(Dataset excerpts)
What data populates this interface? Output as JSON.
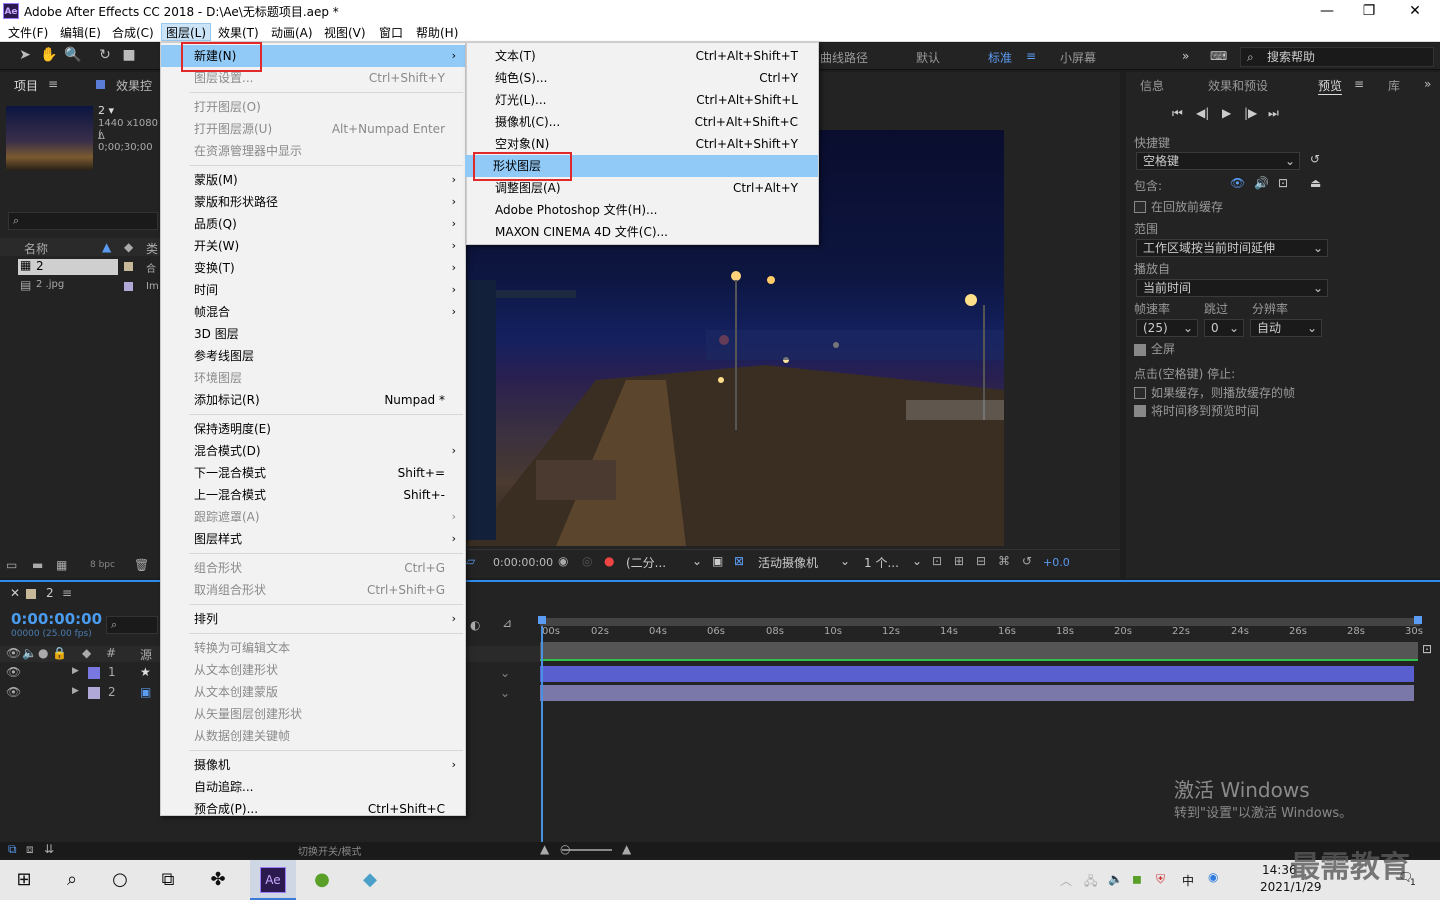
{
  "window": {
    "app_icon": "Ae",
    "title": "Adobe After Effects CC 2018 - D:\\Ae\\无标题项目.aep *",
    "minimize": "—",
    "restore": "❐",
    "close": "✕"
  },
  "menubar": [
    "文件(F)",
    "编辑(E)",
    "合成(C)",
    "图层(L)",
    "效果(T)",
    "动画(A)",
    "视图(V)",
    "窗口",
    "帮助(H)"
  ],
  "workspaces": [
    "曲线路径",
    "默认",
    "标准",
    "小屏幕"
  ],
  "active_workspace": "标准",
  "search_help": "搜索帮助",
  "project_panel": {
    "tab_project": "项目",
    "tab_effects": "效果控",
    "item_name": "2 ▾",
    "item_info1": "1440 x1080 (",
    "item_info2": "Δ 0;00;30;00",
    "col_name": "名称",
    "col_type": "类",
    "rows": [
      {
        "name": "2",
        "type": "合"
      },
      {
        "name": "2 .jpg",
        "type": "Im"
      }
    ],
    "bpc": "8 bpc"
  },
  "layer_menu": {
    "items": [
      {
        "label": "新建(N)",
        "shortcut": "",
        "arrow": true,
        "disabled": false
      },
      {
        "label": "图层设置...",
        "shortcut": "Ctrl+Shift+Y",
        "arrow": false,
        "disabled": true
      },
      {
        "label": "打开图层(O)",
        "shortcut": "",
        "arrow": false,
        "disabled": true
      },
      {
        "label": "打开图层源(U)",
        "shortcut": "Alt+Numpad Enter",
        "arrow": false,
        "disabled": true
      },
      {
        "label": "在资源管理器中显示",
        "shortcut": "",
        "arrow": false,
        "disabled": true
      },
      {
        "label": "蒙版(M)",
        "shortcut": "",
        "arrow": true,
        "disabled": false
      },
      {
        "label": "蒙版和形状路径",
        "shortcut": "",
        "arrow": true,
        "disabled": false
      },
      {
        "label": "品质(Q)",
        "shortcut": "",
        "arrow": true,
        "disabled": false
      },
      {
        "label": "开关(W)",
        "shortcut": "",
        "arrow": true,
        "disabled": false
      },
      {
        "label": "变换(T)",
        "shortcut": "",
        "arrow": true,
        "disabled": false
      },
      {
        "label": "时间",
        "shortcut": "",
        "arrow": true,
        "disabled": false
      },
      {
        "label": "帧混合",
        "shortcut": "",
        "arrow": true,
        "disabled": false
      },
      {
        "label": "3D 图层",
        "shortcut": "",
        "arrow": false,
        "disabled": false
      },
      {
        "label": "参考线图层",
        "shortcut": "",
        "arrow": false,
        "disabled": false
      },
      {
        "label": "环境图层",
        "shortcut": "",
        "arrow": false,
        "disabled": true
      },
      {
        "label": "添加标记(R)",
        "shortcut": "Numpad *",
        "arrow": false,
        "disabled": false
      },
      {
        "label": "保持透明度(E)",
        "shortcut": "",
        "arrow": false,
        "disabled": false
      },
      {
        "label": "混合模式(D)",
        "shortcut": "",
        "arrow": true,
        "disabled": false
      },
      {
        "label": "下一混合模式",
        "shortcut": "Shift+=",
        "arrow": false,
        "disabled": false
      },
      {
        "label": "上一混合模式",
        "shortcut": "Shift+-",
        "arrow": false,
        "disabled": false
      },
      {
        "label": "跟踪遮罩(A)",
        "shortcut": "",
        "arrow": true,
        "disabled": true
      },
      {
        "label": "图层样式",
        "shortcut": "",
        "arrow": true,
        "disabled": false
      },
      {
        "label": "组合形状",
        "shortcut": "Ctrl+G",
        "arrow": false,
        "disabled": true
      },
      {
        "label": "取消组合形状",
        "shortcut": "Ctrl+Shift+G",
        "arrow": false,
        "disabled": true
      },
      {
        "label": "排列",
        "shortcut": "",
        "arrow": true,
        "disabled": false
      },
      {
        "label": "转换为可编辑文本",
        "shortcut": "",
        "arrow": false,
        "disabled": true
      },
      {
        "label": "从文本创建形状",
        "shortcut": "",
        "arrow": false,
        "disabled": true
      },
      {
        "label": "从文本创建蒙版",
        "shortcut": "",
        "arrow": false,
        "disabled": true
      },
      {
        "label": "从矢量图层创建形状",
        "shortcut": "",
        "arrow": false,
        "disabled": true
      },
      {
        "label": "从数据创建关键帧",
        "shortcut": "",
        "arrow": false,
        "disabled": true
      },
      {
        "label": "摄像机",
        "shortcut": "",
        "arrow": true,
        "disabled": false
      },
      {
        "label": "自动追踪...",
        "shortcut": "",
        "arrow": false,
        "disabled": false
      },
      {
        "label": "预合成(P)...",
        "shortcut": "Ctrl+Shift+C",
        "arrow": false,
        "disabled": false
      }
    ]
  },
  "new_submenu": {
    "items": [
      {
        "label": "文本(T)",
        "shortcut": "Ctrl+Alt+Shift+T"
      },
      {
        "label": "纯色(S)...",
        "shortcut": "Ctrl+Y"
      },
      {
        "label": "灯光(L)...",
        "shortcut": "Ctrl+Alt+Shift+L"
      },
      {
        "label": "摄像机(C)...",
        "shortcut": "Ctrl+Alt+Shift+C"
      },
      {
        "label": "空对象(N)",
        "shortcut": "Ctrl+Alt+Shift+Y"
      },
      {
        "label": "形状图层",
        "shortcut": ""
      },
      {
        "label": "调整图层(A)",
        "shortcut": "Ctrl+Alt+Y"
      },
      {
        "label": "Adobe Photoshop 文件(H)...",
        "shortcut": ""
      },
      {
        "label": "MAXON CINEMA 4D 文件(C)...",
        "shortcut": ""
      }
    ]
  },
  "comp_viewer": {
    "time": "0:00:00:00",
    "resolution": "(二分...",
    "camera": "活动摄像机",
    "views": "1 个...",
    "exposure": "+0.0"
  },
  "right_panel": {
    "tabs": [
      "信息",
      "效果和预设",
      "预览",
      "库"
    ],
    "active_tab": "预览",
    "shortcut_label": "快捷键",
    "shortcut_value": "空格键",
    "include_label": "包含:",
    "cache_label": "在回放前缓存",
    "range_label": "范围",
    "range_value": "工作区域按当前时间延伸",
    "play_from_label": "播放自",
    "play_from_value": "当前时间",
    "fps_label": "帧速率",
    "skip_label": "跳过",
    "res_label": "分辨率",
    "fps_value": "(25)",
    "skip_value": "0",
    "res_value": "自动",
    "fullscreen_label": "全屏",
    "stop_label": "点击(空格键) 停止:",
    "if_cached_label": "如果缓存，则播放缓存的帧",
    "move_time_label": "将时间移到预览时间"
  },
  "timeline": {
    "comp_tab": "2",
    "timecode": "0:00:00:00",
    "frame_info": "00000 (25.00 fps)",
    "ticks": [
      "00s",
      "02s",
      "04s",
      "06s",
      "08s",
      "10s",
      "12s",
      "14s",
      "16s",
      "18s",
      "20s",
      "22s",
      "24s",
      "26s",
      "28s",
      "30s"
    ],
    "col_num": "#",
    "col_source": "源",
    "layers": [
      {
        "num": "1",
        "icon": "★"
      },
      {
        "num": "2",
        "icon": "▣"
      }
    ],
    "toggle_label": "切换开关/模式"
  },
  "watermark": {
    "line1": "激活 Windows",
    "line2": "转到\"设置\"以激活 Windows。",
    "brand": "最需教育"
  },
  "taskbar": {
    "time": "14:36",
    "date": "2021/1/29",
    "ime": "中",
    "notification_count": "1"
  }
}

▸ Do this: Reproduce all entries without any change, and omit the pictures.

▸ Answer to the problem:
What data populates this interface? Output as JSON.
{
  "window": {
    "app_icon": "Ae",
    "title": "Adobe After Effects CC 2018 - D:\\Ae\\无标题项目.aep *",
    "minimize": "—",
    "restore": "❐",
    "close": "✕"
  },
  "menubar": [
    "文件(F)",
    "编辑(E)",
    "合成(C)",
    "图层(L)",
    "效果(T)",
    "动画(A)",
    "视图(V)",
    "窗口",
    "帮助(H)"
  ],
  "workspaces": [
    "曲线路径",
    "默认",
    "标准",
    "小屏幕"
  ],
  "active_workspace": "标准",
  "search_help": "搜索帮助",
  "project_panel": {
    "tab_project": "项目",
    "tab_effects": "效果控",
    "item_name": "2 ▾",
    "item_info1": "1440 x1080 (",
    "item_info2": "Δ 0;00;30;00",
    "col_name": "名称",
    "col_type": "类",
    "rows": [
      {
        "name": "2",
        "type": "合"
      },
      {
        "name": "2 .jpg",
        "type": "Im"
      }
    ],
    "bpc": "8 bpc"
  },
  "layer_menu": {
    "items": [
      {
        "label": "新建(N)",
        "shortcut": "",
        "arrow": true,
        "disabled": false
      },
      {
        "label": "图层设置...",
        "shortcut": "Ctrl+Shift+Y",
        "arrow": false,
        "disabled": true
      },
      {
        "label": "打开图层(O)",
        "shortcut": "",
        "arrow": false,
        "disabled": true
      },
      {
        "label": "打开图层源(U)",
        "shortcut": "Alt+Numpad Enter",
        "arrow": false,
        "disabled": true
      },
      {
        "label": "在资源管理器中显示",
        "shortcut": "",
        "arrow": false,
        "disabled": true
      },
      {
        "label": "蒙版(M)",
        "shortcut": "",
        "arrow": true,
        "disabled": false
      },
      {
        "label": "蒙版和形状路径",
        "shortcut": "",
        "arrow": true,
        "disabled": false
      },
      {
        "label": "品质(Q)",
        "shortcut": "",
        "arrow": true,
        "disabled": false
      },
      {
        "label": "开关(W)",
        "shortcut": "",
        "arrow": true,
        "disabled": false
      },
      {
        "label": "变换(T)",
        "shortcut": "",
        "arrow": true,
        "disabled": false
      },
      {
        "label": "时间",
        "shortcut": "",
        "arrow": true,
        "disabled": false
      },
      {
        "label": "帧混合",
        "shortcut": "",
        "arrow": true,
        "disabled": false
      },
      {
        "label": "3D 图层",
        "shortcut": "",
        "arrow": false,
        "disabled": false
      },
      {
        "label": "参考线图层",
        "shortcut": "",
        "arrow": false,
        "disabled": false
      },
      {
        "label": "环境图层",
        "shortcut": "",
        "arrow": false,
        "disabled": true
      },
      {
        "label": "添加标记(R)",
        "shortcut": "Numpad *",
        "arrow": false,
        "disabled": false
      },
      {
        "label": "保持透明度(E)",
        "shortcut": "",
        "arrow": false,
        "disabled": false
      },
      {
        "label": "混合模式(D)",
        "shortcut": "",
        "arrow": true,
        "disabled": false
      },
      {
        "label": "下一混合模式",
        "shortcut": "Shift+=",
        "arrow": false,
        "disabled": false
      },
      {
        "label": "上一混合模式",
        "shortcut": "Shift+-",
        "arrow": false,
        "disabled": false
      },
      {
        "label": "跟踪遮罩(A)",
        "shortcut": "",
        "arrow": true,
        "disabled": true
      },
      {
        "label": "图层样式",
        "shortcut": "",
        "arrow": true,
        "disabled": false
      },
      {
        "label": "组合形状",
        "shortcut": "Ctrl+G",
        "arrow": false,
        "disabled": true
      },
      {
        "label": "取消组合形状",
        "shortcut": "Ctrl+Shift+G",
        "arrow": false,
        "disabled": true
      },
      {
        "label": "排列",
        "shortcut": "",
        "arrow": true,
        "disabled": false
      },
      {
        "label": "转换为可编辑文本",
        "shortcut": "",
        "arrow": false,
        "disabled": true
      },
      {
        "label": "从文本创建形状",
        "shortcut": "",
        "arrow": false,
        "disabled": true
      },
      {
        "label": "从文本创建蒙版",
        "shortcut": "",
        "arrow": false,
        "disabled": true
      },
      {
        "label": "从矢量图层创建形状",
        "shortcut": "",
        "arrow": false,
        "disabled": true
      },
      {
        "label": "从数据创建关键帧",
        "shortcut": "",
        "arrow": false,
        "disabled": true
      },
      {
        "label": "摄像机",
        "shortcut": "",
        "arrow": true,
        "disabled": false
      },
      {
        "label": "自动追踪...",
        "shortcut": "",
        "arrow": false,
        "disabled": false
      },
      {
        "label": "预合成(P)...",
        "shortcut": "Ctrl+Shift+C",
        "arrow": false,
        "disabled": false
      }
    ]
  },
  "new_submenu": {
    "items": [
      {
        "label": "文本(T)",
        "shortcut": "Ctrl+Alt+Shift+T"
      },
      {
        "label": "纯色(S)...",
        "shortcut": "Ctrl+Y"
      },
      {
        "label": "灯光(L)...",
        "shortcut": "Ctrl+Alt+Shift+L"
      },
      {
        "label": "摄像机(C)...",
        "shortcut": "Ctrl+Alt+Shift+C"
      },
      {
        "label": "空对象(N)",
        "shortcut": "Ctrl+Alt+Shift+Y"
      },
      {
        "label": "形状图层",
        "shortcut": ""
      },
      {
        "label": "调整图层(A)",
        "shortcut": "Ctrl+Alt+Y"
      },
      {
        "label": "Adobe Photoshop 文件(H)...",
        "shortcut": ""
      },
      {
        "label": "MAXON CINEMA 4D 文件(C)...",
        "shortcut": ""
      }
    ]
  },
  "comp_viewer": {
    "time": "0:00:00:00",
    "resolution": "(二分...",
    "camera": "活动摄像机",
    "views": "1 个...",
    "exposure": "+0.0"
  },
  "right_panel": {
    "tabs": [
      "信息",
      "效果和预设",
      "预览",
      "库"
    ],
    "active_tab": "预览",
    "shortcut_label": "快捷键",
    "shortcut_value": "空格键",
    "include_label": "包含:",
    "cache_label": "在回放前缓存",
    "range_label": "范围",
    "range_value": "工作区域按当前时间延伸",
    "play_from_label": "播放自",
    "play_from_value": "当前时间",
    "fps_label": "帧速率",
    "skip_label": "跳过",
    "res_label": "分辨率",
    "fps_value": "(25)",
    "skip_value": "0",
    "res_value": "自动",
    "fullscreen_label": "全屏",
    "stop_label": "点击(空格键) 停止:",
    "if_cached_label": "如果缓存，则播放缓存的帧",
    "move_time_label": "将时间移到预览时间"
  },
  "timeline": {
    "comp_tab": "2",
    "timecode": "0:00:00:00",
    "frame_info": "00000 (25.00 fps)",
    "ticks": [
      "00s",
      "02s",
      "04s",
      "06s",
      "08s",
      "10s",
      "12s",
      "14s",
      "16s",
      "18s",
      "20s",
      "22s",
      "24s",
      "26s",
      "28s",
      "30s"
    ],
    "col_num": "#",
    "col_source": "源",
    "layers": [
      {
        "num": "1",
        "icon": "★"
      },
      {
        "num": "2",
        "icon": "▣"
      }
    ],
    "toggle_label": "切换开关/模式"
  },
  "watermark": {
    "line1": "激活 Windows",
    "line2": "转到\"设置\"以激活 Windows。",
    "brand": "最需教育"
  },
  "taskbar": {
    "time": "14:36",
    "date": "2021/1/29",
    "ime": "中",
    "notification_count": "1"
  }
}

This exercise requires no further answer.